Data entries
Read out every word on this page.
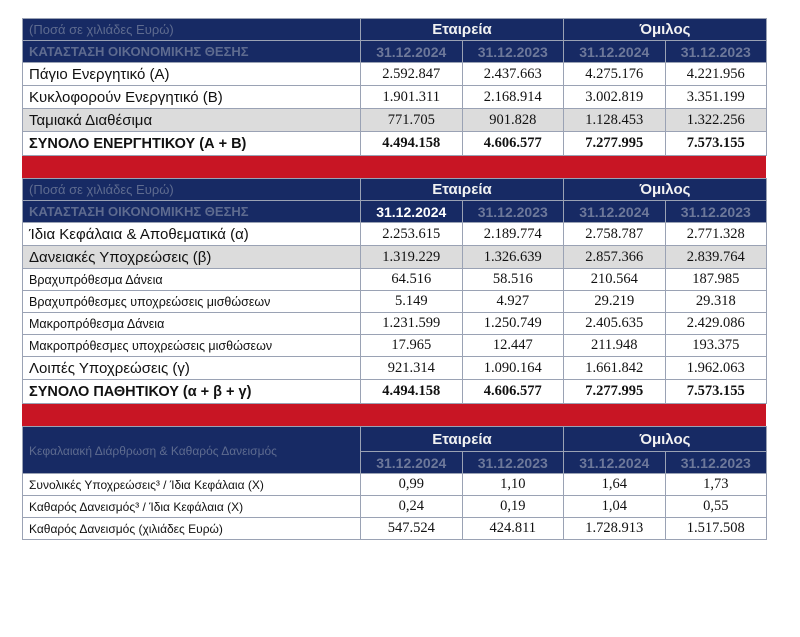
(Ποσά σε χιλιάδες Ευρώ)	Εταιρεία		Όμιλος	
ΚΑΤΑΣΤΑΣΗ ΟΙΚΟΝΟΜΙΚΗΣ ΘΕΣΗΣ	31.12.2024	31.12.2023	31.12.2024	31.12.2023
Πάγιο Ενεργητικό (Α)	2.592.847	2.437.663	4.275.176	4.221.956
Κυκλοφορούν Ενεργητικό (Β)	1.901.311	2.168.914	3.002.819	3.351.199
Ταμιακά Διαθέσιμα	771.705	901.828	1.128.453	1.322.256
ΣΥΝΟΛΟ ΕΝΕΡΓΗΤΙΚΟΥ (Α + Β)	4.494.158	4.606.577	7.277.995	7.573.155
(Ποσά σε χιλιάδες Ευρώ)	Εταιρεία		Όμιλος	
ΚΑΤΑΣΤΑΣΗ ΟΙΚΟΝΟΜΙΚΗΣ ΘΕΣΗΣ	31.12.2024	31.12.2023	31.12.2024	31.12.2023
Ίδια Κεφάλαια & Αποθεματικά (α)	2.253.615	2.189.774	2.758.787	2.771.328
Δανειακές Υποχρεώσεις (β)	1.319.229	1.326.639	2.857.366	2.839.764
Βραχυπρόθεσμα Δάνεια	64.516	58.516	210.564	187.985
Βραχυπρόθεσμες υποχρεώσεις μισθώσεων	5.149	4.927	29.219	29.318
Μακροπρόθεσμα Δάνεια	1.231.599	1.250.749	2.405.635	2.429.086
Μακροπρόθεσμες υποχρεώσεις μισθώσεων	17.965	12.447	211.948	193.375
Λοιπές Υποχρεώσεις (γ)	921.314	1.090.164	1.661.842	1.962.063
ΣΥΝΟΛΟ ΠΑΘΗΤΙΚΟΥ (α + β + γ)	4.494.158	4.606.577	7.277.995	7.573.155
Κεφαλαιακή Διάρθρωση & Καθαρός Δανεισμός	Εταιρεία		Όμιλος	
	31.12.2024	31.12.2023	31.12.2024	31.12.2023
Συνολικές Υποχρεώσεις³ / Ίδια Κεφάλαια (Χ)	0,99	1,10	1,64	1,73
Καθαρός Δανεισμός³ / Ίδια Κεφάλαια (Χ)	0,24	0,19	1,04	0,55
Καθαρός Δανεισμός (χιλιάδες Ευρώ)	547.524	424.811	1.728.913	1.517.508
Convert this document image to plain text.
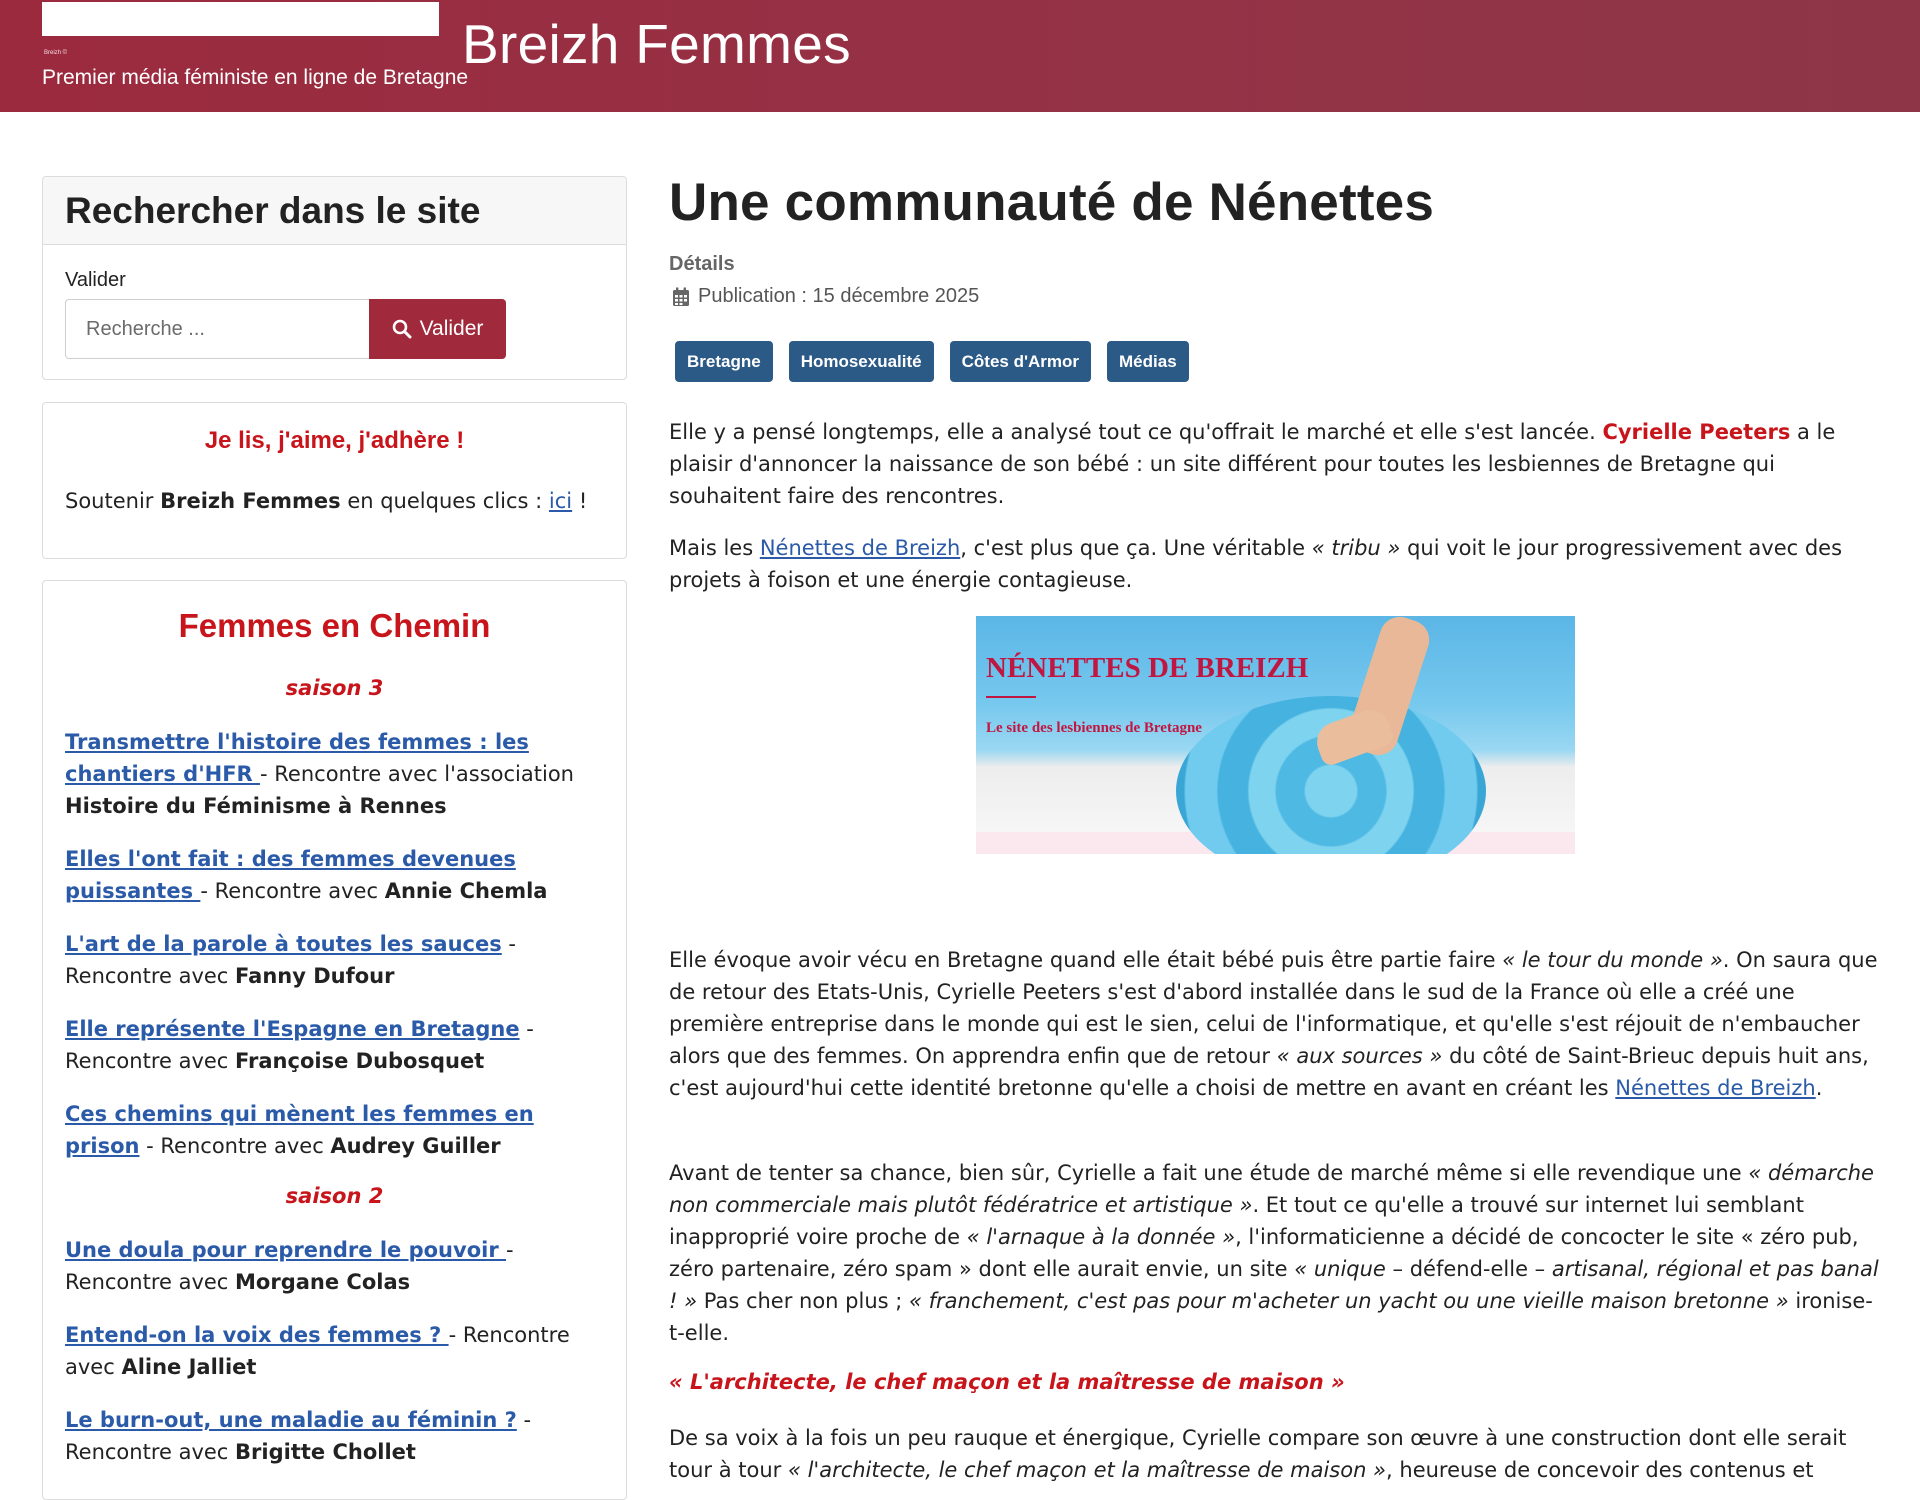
Breizh ©	Breizh Femmes
Premier média féministe en ligne de Bretagne
Rechercher dans le site
Valider
Recherche ...
Valider
Je lis, j'aime, j'adhère !
Soutenir Breizh Femmes en quelques clics : ici !
Femmes en Chemin
saison 3
Transmettre l'histoire des femmes : les chantiers d'HFR - Rencontre avec l'association Histoire du Féminisme à Rennes
Elles l'ont fait : des femmes devenues puissantes - Rencontre avec Annie Chemla
L'art de la parole à toutes les sauces - Rencontre avec Fanny Dufour
Elle représente l'Espagne en Bretagne - Rencontre avec Françoise Dubosquet
Ces chemins qui mènent les femmes en prison - Rencontre avec Audrey Guiller
saison 2
Une doula pour reprendre le pouvoir - Rencontre avec Morgane Colas
Entend-on la voix des femmes ? - Rencontre avec Aline Jalliet
Le burn-out, une maladie au féminin ? - Rencontre avec Brigitte Chollet
Une communauté de Nénettes
Détails
Publication : 15 décembre 2025
Bretagne	Homosexualité	Côtes d'Armor	Médias

Elle y a pensé longtemps, elle a analysé tout ce qu'offrait le marché et elle s'est lancée. Cyrielle Peeters a le plaisir d'annoncer la naissance de son bébé : un site différent pour toutes les lesbiennes de Bretagne qui souhaitent faire des rencontres.

Mais les Nénettes de Breizh, c'est plus que ça. Une véritable « tribu » qui voit le jour progressivement avec des projets à foison et une énergie contagieuse.

NÉNETTES DE BREIZH
Le site des lesbiennes de Bretagne

Elle évoque avoir vécu en Bretagne quand elle était bébé puis être partie faire « le tour du monde ». On saura que de retour des Etats-Unis, Cyrielle Peeters s'est d'abord installée dans le sud de la France où elle a créé une première entreprise dans le monde qui est le sien, celui de l'informatique, et qu'elle s'est réjouit de n'embaucher alors que des femmes. On apprendra enfin que de retour « aux sources » du côté de Saint-Brieuc depuis huit ans, c'est aujourd'hui cette identité bretonne qu'elle a choisi de mettre en avant en créant les Nénettes de Breizh.

Avant de tenter sa chance, bien sûr, Cyrielle a fait une étude de marché même si elle revendique une « démarche non commerciale mais plutôt fédératrice et artistique ». Et tout ce qu'elle a trouvé sur internet lui semblant inapproprié voire proche de « l'arnaque à la donnée », l'informaticienne a décidé de concocter le site « zéro pub, zéro partenaire, zéro spam » dont elle aurait envie, un site « unique – défend-elle – artisanal, régional et pas banal ! » Pas cher non plus ; « franchement, c'est pas pour m'acheter un yacht ou une vieille maison bretonne » ironise-t-elle.

« L'architecte, le chef maçon et la maîtresse de maison »

De sa voix à la fois un peu rauque et énergique, Cyrielle compare son œuvre à une construction dont elle serait tour à tour « l'architecte, le chef maçon et la maîtresse de maison », heureuse de concevoir des contenus et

**Requirement**:
Reproduce all of the data exactly, omitting each picture it holds.

**Output for this exercise**:
Read out every word on this page.
(Ποσά σε χιλιάδες Ευρώ)	Εταιρεία		Όμιλος	
ΚΑΤΑΣΤΑΣΗ ΟΙΚΟΝΟΜΙΚΗΣ ΘΕΣΗΣ	31.12.2024	31.12.2023	31.12.2024	31.12.2023
Πάγιο Ενεργητικό (Α)	2.592.847	2.437.663	4.275.176	4.221.956
Κυκλοφορούν Ενεργητικό (Β)	1.901.311	2.168.914	3.002.819	3.351.199
Ταμιακά Διαθέσιμα	771.705	901.828	1.128.453	1.322.256
ΣΥΝΟΛΟ ΕΝΕΡΓΗΤΙΚΟΥ (Α + Β)	4.494.158	4.606.577	7.277.995	7.573.155
(Ποσά σε χιλιάδες Ευρώ)	Εταιρεία		Όμιλος	
ΚΑΤΑΣΤΑΣΗ ΟΙΚΟΝΟΜΙΚΗΣ ΘΕΣΗΣ	31.12.2024	31.12.2023	31.12.2024	31.12.2023
Ίδια Κεφάλαια & Αποθεματικά (α)	2.253.615	2.189.774	2.758.787	2.771.328
Δανειακές Υποχρεώσεις (β)	1.319.229	1.326.639	2.857.366	2.839.764
Βραχυπρόθεσμα Δάνεια	64.516	58.516	210.564	187.985
Βραχυπρόθεσμες υποχρεώσεις μισθώσεων	5.149	4.927	29.219	29.318
Μακροπρόθεσμα Δάνεια	1.231.599	1.250.749	2.405.635	2.429.086
Μακροπρόθεσμες υποχρεώσεις μισθώσεων	17.965	12.447	211.948	193.375
Λοιπές Υποχρεώσεις (γ)	921.314	1.090.164	1.661.842	1.962.063
ΣΥΝΟΛΟ ΠΑΘΗΤΙΚΟΥ (α + β + γ)	4.494.158	4.606.577	7.277.995	7.573.155
Κεφαλαιακή Διάρθρωση & Καθαρός Δανεισμός	Εταιρεία		Όμιλος	
	31.12.2024	31.12.2023	31.12.2024	31.12.2023
Συνολικές Υποχρεώσεις³ / Ίδια Κεφάλαια (Χ)	0,99	1,10	1,64	1,73
Καθαρός Δανεισμός³ / Ίδια Κεφάλαια (Χ)	0,24	0,19	1,04	0,55
Καθαρός Δανεισμός (χιλιάδες Ευρώ)	547.524	424.811	1.728.913	1.517.508
Convert this document image to plain text.
Breizh ©	Breizh Femmes
Premier média féministe en ligne de Bretagne
Rechercher dans le site
Valider
Recherche ...
Valider
Je lis, j'aime, j'adhère !
Soutenir Breizh Femmes en quelques clics : ici !
Femmes en Chemin
saison 3
Transmettre l'histoire des femmes : les chantiers d'HFR - Rencontre avec l'association Histoire du Féminisme à Rennes
Elles l'ont fait : des femmes devenues puissantes - Rencontre avec Annie Chemla
L'art de la parole à toutes les sauces - Rencontre avec Fanny Dufour
Elle représente l'Espagne en Bretagne - Rencontre avec Françoise Dubosquet
Ces chemins qui mènent les femmes en prison - Rencontre avec Audrey Guiller
saison 2
Une doula pour reprendre le pouvoir - Rencontre avec Morgane Colas
Entend-on la voix des femmes ? - Rencontre avec Aline Jalliet
Le burn-out, une maladie au féminin ? - Rencontre avec Brigitte Chollet
Une communauté de Nénettes
Détails
Publication : 15 décembre 2025
Bretagne	Homosexualité	Côtes d'Armor	Médias

Elle y a pensé longtemps, elle a analysé tout ce qu'offrait le marché et elle s'est lancée. Cyrielle Peeters a le plaisir d'annoncer la naissance de son bébé : un site différent pour toutes les lesbiennes de Bretagne qui souhaitent faire des rencontres.

Mais les Nénettes de Breizh, c'est plus que ça. Une véritable « tribu » qui voit le jour progressivement avec des projets à foison et une énergie contagieuse.

NÉNETTES DE BREIZH
Le site des lesbiennes de Bretagne

Elle évoque avoir vécu en Bretagne quand elle était bébé puis être partie faire « le tour du monde ». On saura que de retour des Etats-Unis, Cyrielle Peeters s'est d'abord installée dans le sud de la France où elle a créé une première entreprise dans le monde qui est le sien, celui de l'informatique, et qu'elle s'est réjouit de n'embaucher alors que des femmes. On apprendra enfin que de retour « aux sources » du côté de Saint-Brieuc depuis huit ans, c'est aujourd'hui cette identité bretonne qu'elle a choisi de mettre en avant en créant les Nénettes de Breizh.

Avant de tenter sa chance, bien sûr, Cyrielle a fait une étude de marché même si elle revendique une « démarche non commerciale mais plutôt fédératrice et artistique ». Et tout ce qu'elle a trouvé sur internet lui semblant inapproprié voire proche de « l'arnaque à la donnée », l'informaticienne a décidé de concocter le site « zéro pub, zéro partenaire, zéro spam » dont elle aurait envie, un site « unique – défend-elle – artisanal, régional et pas banal ! » Pas cher non plus ; « franchement, c'est pas pour m'acheter un yacht ou une vieille maison bretonne » ironise-t-elle.

« L'architecte, le chef maçon et la maîtresse de maison »

De sa voix à la fois un peu rauque et énergique, Cyrielle compare son œuvre à une construction dont elle serait tour à tour « l'architecte, le chef maçon et la maîtresse de maison », heureuse de concevoir des contenus et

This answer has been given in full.